Task objective = Repeat the records verbatim and leave the pictures out of your copy.

________________

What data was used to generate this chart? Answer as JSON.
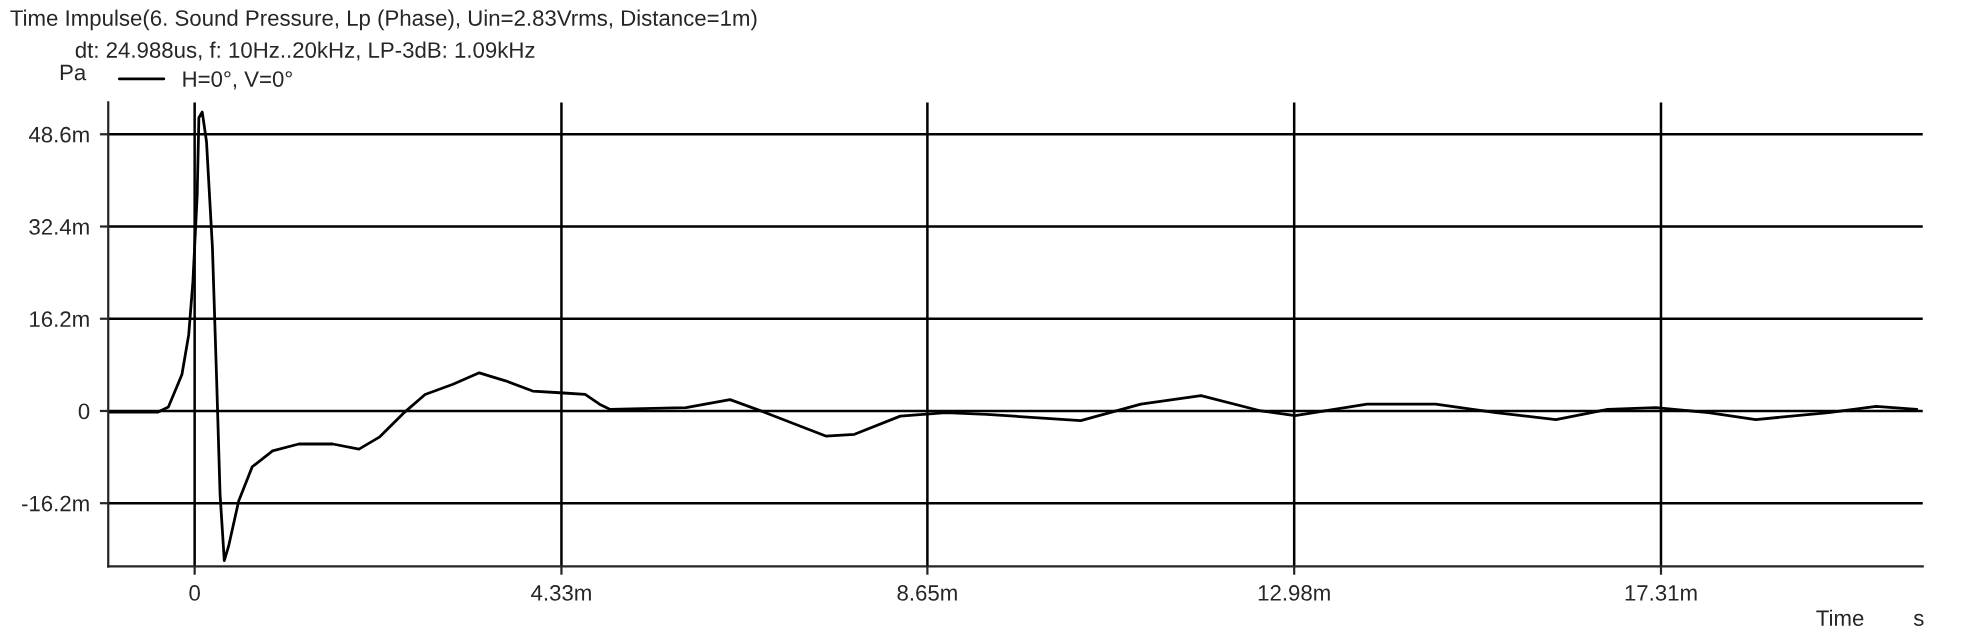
{
  "chart_data": {
    "type": "line",
    "title": "Time Impulse(6. Sound Pressure, Lp (Phase), Uin=2.83Vrms, Distance=1m)",
    "subtitle": "dt: 24.988us, f: 10Hz..20kHz, LP-3dB: 1.09kHz",
    "xlabel": "Time",
    "ylabel": "Pa",
    "annotations": [
      "s"
    ],
    "xlim": [
      -1.02,
      20.4
    ],
    "ylim": [
      -27.3,
      54.2
    ],
    "xticks": [
      0,
      {
        "value": 4.33,
        "label": "4.33m"
      },
      {
        "value": 8.65,
        "label": "8.65m"
      },
      {
        "value": 12.98,
        "label": "12.98m"
      },
      {
        "value": 17.31,
        "label": "17.31m"
      }
    ],
    "yticks": [
      {
        "value": -16.2,
        "label": "-16.2m"
      },
      0,
      {
        "value": 16.2,
        "label": "16.2m"
      },
      {
        "value": 32.4,
        "label": "32.4m"
      },
      {
        "value": 48.6,
        "label": "48.6m"
      }
    ],
    "grid": true,
    "legend": "top left",
    "line_style": "solid",
    "marker": "none",
    "series": [
      {
        "name": "H=0°, V=0°",
        "color": "#000000",
        "x": [
          -1.02,
          -0.43,
          -0.31,
          -0.15,
          -0.07,
          -0.02,
          0.03,
          0.05,
          0.09,
          0.14,
          0.21,
          0.26,
          0.3,
          0.35,
          0.4,
          0.52,
          0.68,
          0.92,
          1.23,
          1.63,
          1.94,
          2.18,
          2.48,
          2.72,
          3.05,
          3.36,
          3.67,
          3.99,
          4.31,
          4.61,
          4.78,
          4.9,
          5.8,
          6.32,
          6.74,
          7.45,
          7.79,
          8.33,
          8.87,
          9.35,
          10.46,
          11.17,
          11.88,
          12.59,
          12.99,
          13.84,
          14.65,
          15.36,
          16.07,
          16.68,
          17.25,
          17.87,
          18.43,
          19.29,
          19.85,
          20.33
        ],
        "values": [
          -0.2,
          -0.2,
          0.7,
          6.4,
          13.4,
          22.8,
          37.9,
          51.5,
          52.5,
          47.3,
          28.7,
          5.3,
          -14.6,
          -26.3,
          -23.8,
          -15.8,
          -9.8,
          -7.0,
          -5.8,
          -5.8,
          -6.7,
          -4.6,
          -0.2,
          2.9,
          4.7,
          6.7,
          5.3,
          3.5,
          3.2,
          2.9,
          1.2,
          0.3,
          0.6,
          2.0,
          -0.3,
          -4.4,
          -4.1,
          -0.9,
          -0.3,
          -0.6,
          -1.7,
          1.2,
          2.7,
          0.0,
          -0.8,
          1.2,
          1.2,
          -0.3,
          -1.5,
          0.3,
          0.6,
          -0.3,
          -1.5,
          -0.3,
          0.8,
          0.3
        ]
      }
    ]
  }
}
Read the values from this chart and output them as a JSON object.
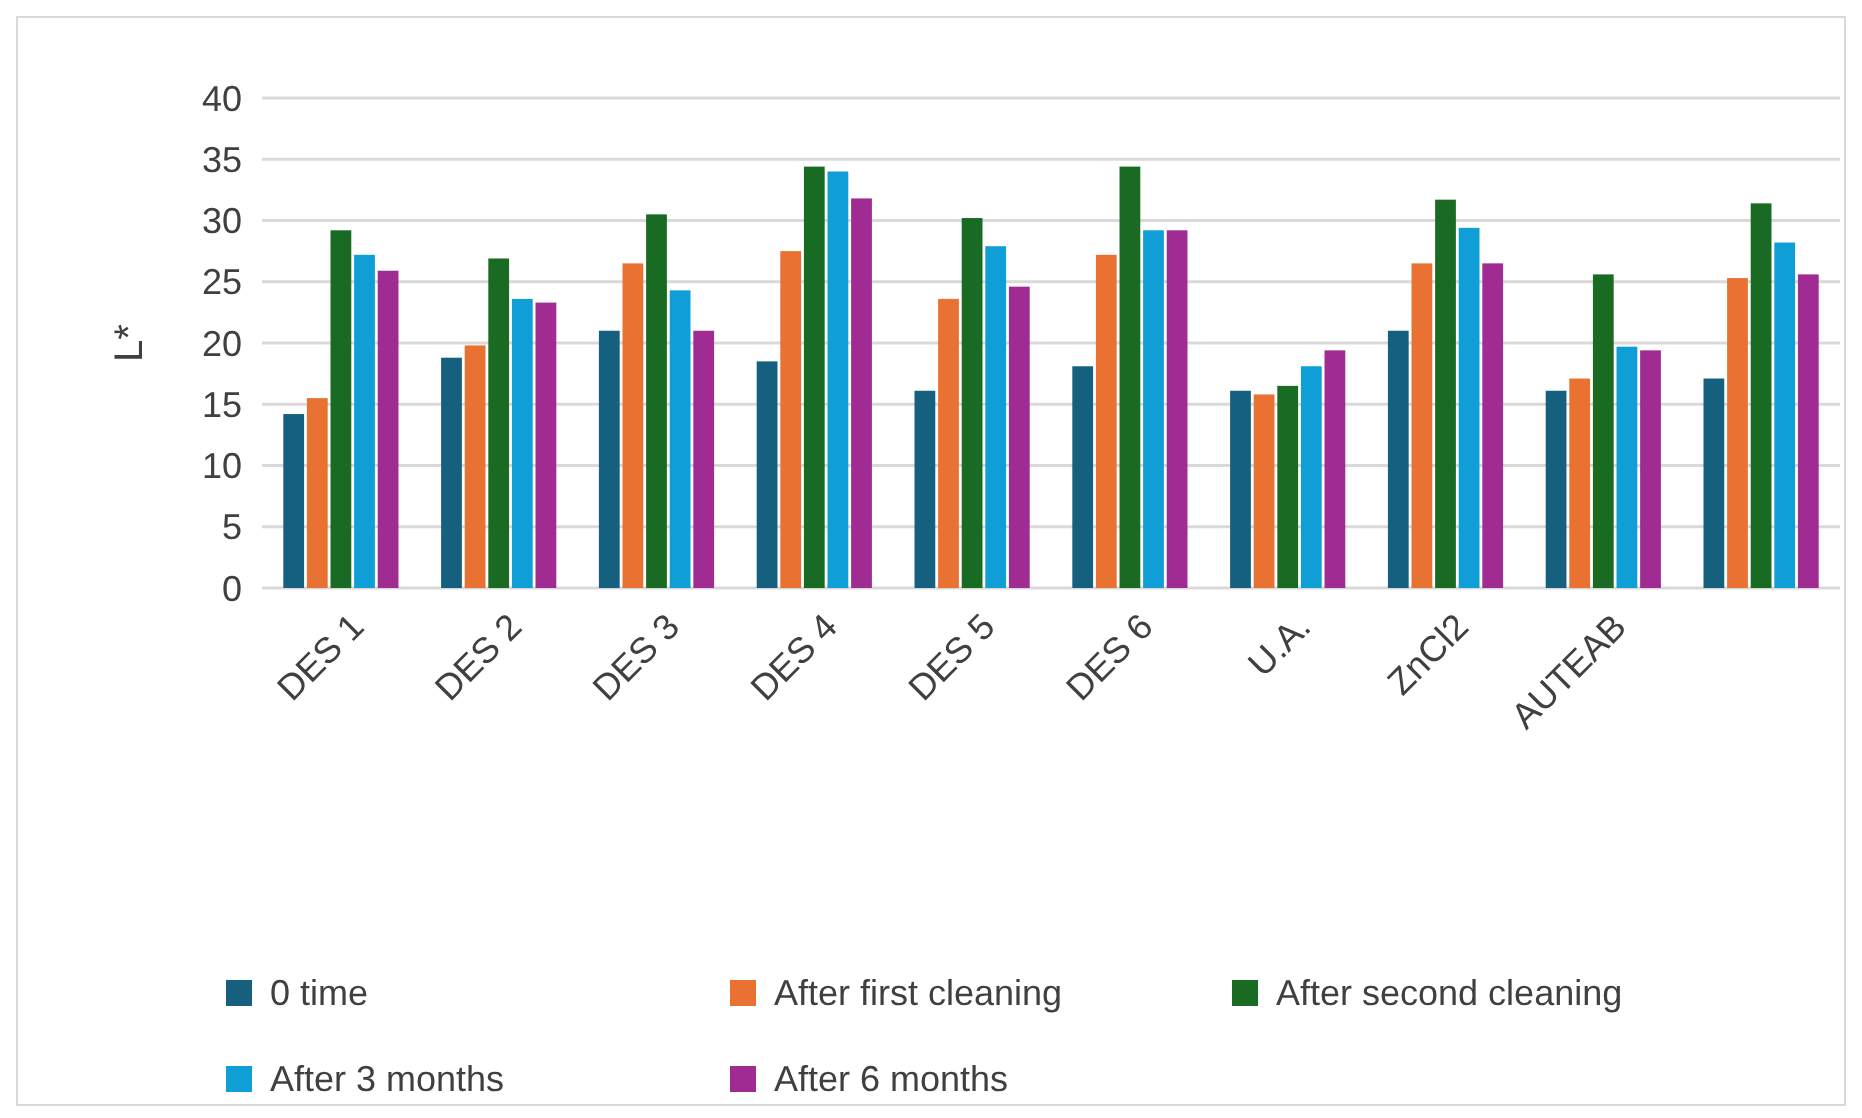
{
  "chart_data": {
    "type": "bar",
    "ylabel": "L*",
    "categories": [
      "DES 1",
      "DES 2",
      "DES 3",
      "DES 4",
      "DES 5",
      "DES 6",
      "U.A.",
      "ZnCl2",
      "AUTEAB",
      null
    ],
    "series": [
      {
        "name": "0 time",
        "color": "#16607f",
        "values": [
          14.2,
          18.8,
          21.0,
          18.5,
          16.1,
          18.1,
          16.1,
          21.0,
          16.1,
          17.1
        ]
      },
      {
        "name": "After first cleaning",
        "color": "#e97132",
        "values": [
          15.5,
          19.8,
          26.5,
          27.5,
          23.6,
          27.2,
          15.8,
          26.5,
          17.1,
          25.3
        ]
      },
      {
        "name": "After second cleaning",
        "color": "#196b24",
        "values": [
          29.2,
          26.9,
          30.5,
          34.4,
          30.2,
          34.4,
          16.5,
          31.7,
          25.6,
          31.4
        ]
      },
      {
        "name": "After 3 months",
        "color": "#0f9ed5",
        "values": [
          27.2,
          23.6,
          24.3,
          34.0,
          27.9,
          29.2,
          18.1,
          29.4,
          19.7,
          28.2
        ]
      },
      {
        "name": "After 6 months",
        "color": "#a02b93",
        "values": [
          25.9,
          23.3,
          21.0,
          31.8,
          24.6,
          29.2,
          19.4,
          26.5,
          19.4,
          25.6
        ]
      }
    ],
    "ylim": [
      0,
      40
    ],
    "yticks": [
      0,
      5,
      10,
      15,
      20,
      25,
      30,
      35,
      40
    ],
    "grid": "y",
    "legend": "bottom"
  }
}
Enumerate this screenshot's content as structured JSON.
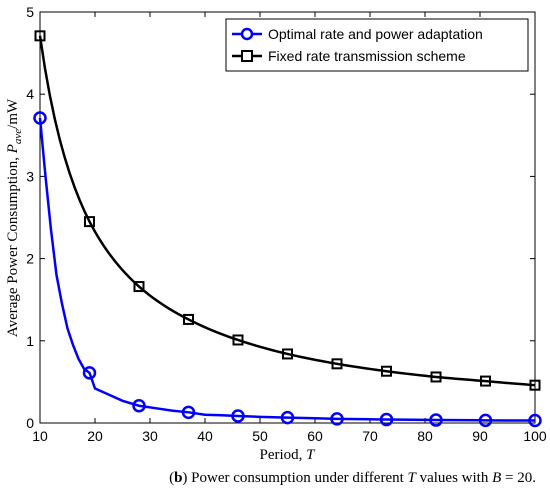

________________

Answer to the problem =
What data was used to generate this chart? Answer as JSON.
{
  "chart_data": {
    "type": "line",
    "title": "Time Impulse(6. Sound Pressure, Lp (Phase), Uin=2.83Vrms, Distance=1m)",
    "subtitle": "dt: 24.988us, f: 10Hz..20kHz, LP-3dB: 1.09kHz",
    "xlabel": "Time",
    "ylabel": "Pa",
    "annotations": [
      "s"
    ],
    "xlim": [
      -1.02,
      20.4
    ],
    "ylim": [
      -27.3,
      54.2
    ],
    "xticks": [
      0,
      {
        "value": 4.33,
        "label": "4.33m"
      },
      {
        "value": 8.65,
        "label": "8.65m"
      },
      {
        "value": 12.98,
        "label": "12.98m"
      },
      {
        "value": 17.31,
        "label": "17.31m"
      }
    ],
    "yticks": [
      {
        "value": -16.2,
        "label": "-16.2m"
      },
      0,
      {
        "value": 16.2,
        "label": "16.2m"
      },
      {
        "value": 32.4,
        "label": "32.4m"
      },
      {
        "value": 48.6,
        "label": "48.6m"
      }
    ],
    "grid": true,
    "legend": "top left",
    "line_style": "solid",
    "marker": "none",
    "series": [
      {
        "name": "H=0°, V=0°",
        "color": "#000000",
        "x": [
          -1.02,
          -0.43,
          -0.31,
          -0.15,
          -0.07,
          -0.02,
          0.03,
          0.05,
          0.09,
          0.14,
          0.21,
          0.26,
          0.3,
          0.35,
          0.4,
          0.52,
          0.68,
          0.92,
          1.23,
          1.63,
          1.94,
          2.18,
          2.48,
          2.72,
          3.05,
          3.36,
          3.67,
          3.99,
          4.31,
          4.61,
          4.78,
          4.9,
          5.8,
          6.32,
          6.74,
          7.45,
          7.79,
          8.33,
          8.87,
          9.35,
          10.46,
          11.17,
          11.88,
          12.59,
          12.99,
          13.84,
          14.65,
          15.36,
          16.07,
          16.68,
          17.25,
          17.87,
          18.43,
          19.29,
          19.85,
          20.33
        ],
        "values": [
          -0.2,
          -0.2,
          0.7,
          6.4,
          13.4,
          22.8,
          37.9,
          51.5,
          52.5,
          47.3,
          28.7,
          5.3,
          -14.6,
          -26.3,
          -23.8,
          -15.8,
          -9.8,
          -7.0,
          -5.8,
          -5.8,
          -6.7,
          -4.6,
          -0.2,
          2.9,
          4.7,
          6.7,
          5.3,
          3.5,
          3.2,
          2.9,
          1.2,
          0.3,
          0.6,
          2.0,
          -0.3,
          -4.4,
          -4.1,
          -0.9,
          -0.3,
          -0.6,
          -1.7,
          1.2,
          2.7,
          0.0,
          -0.8,
          1.2,
          1.2,
          -0.3,
          -1.5,
          0.3,
          0.6,
          -0.3,
          -1.5,
          -0.3,
          0.8,
          0.3
        ]
      }
    ]
  }
}
Read the values from this chart and output them as a JSON object.
{
  "chart_data": {
    "type": "bar",
    "ylabel": "L*",
    "categories": [
      "DES 1",
      "DES 2",
      "DES 3",
      "DES 4",
      "DES 5",
      "DES 6",
      "U.A.",
      "ZnCl2",
      "AUTEAB",
      null
    ],
    "series": [
      {
        "name": "0 time",
        "color": "#16607f",
        "values": [
          14.2,
          18.8,
          21.0,
          18.5,
          16.1,
          18.1,
          16.1,
          21.0,
          16.1,
          17.1
        ]
      },
      {
        "name": "After first cleaning",
        "color": "#e97132",
        "values": [
          15.5,
          19.8,
          26.5,
          27.5,
          23.6,
          27.2,
          15.8,
          26.5,
          17.1,
          25.3
        ]
      },
      {
        "name": "After second cleaning",
        "color": "#196b24",
        "values": [
          29.2,
          26.9,
          30.5,
          34.4,
          30.2,
          34.4,
          16.5,
          31.7,
          25.6,
          31.4
        ]
      },
      {
        "name": "After 3 months",
        "color": "#0f9ed5",
        "values": [
          27.2,
          23.6,
          24.3,
          34.0,
          27.9,
          29.2,
          18.1,
          29.4,
          19.7,
          28.2
        ]
      },
      {
        "name": "After 6 months",
        "color": "#a02b93",
        "values": [
          25.9,
          23.3,
          21.0,
          31.8,
          24.6,
          29.2,
          19.4,
          26.5,
          19.4,
          25.6
        ]
      }
    ],
    "ylim": [
      0,
      40
    ],
    "yticks": [
      0,
      5,
      10,
      15,
      20,
      25,
      30,
      35,
      40
    ],
    "grid": "y",
    "legend": "bottom"
  }
}
Enumerate this screenshot's content as structured JSON.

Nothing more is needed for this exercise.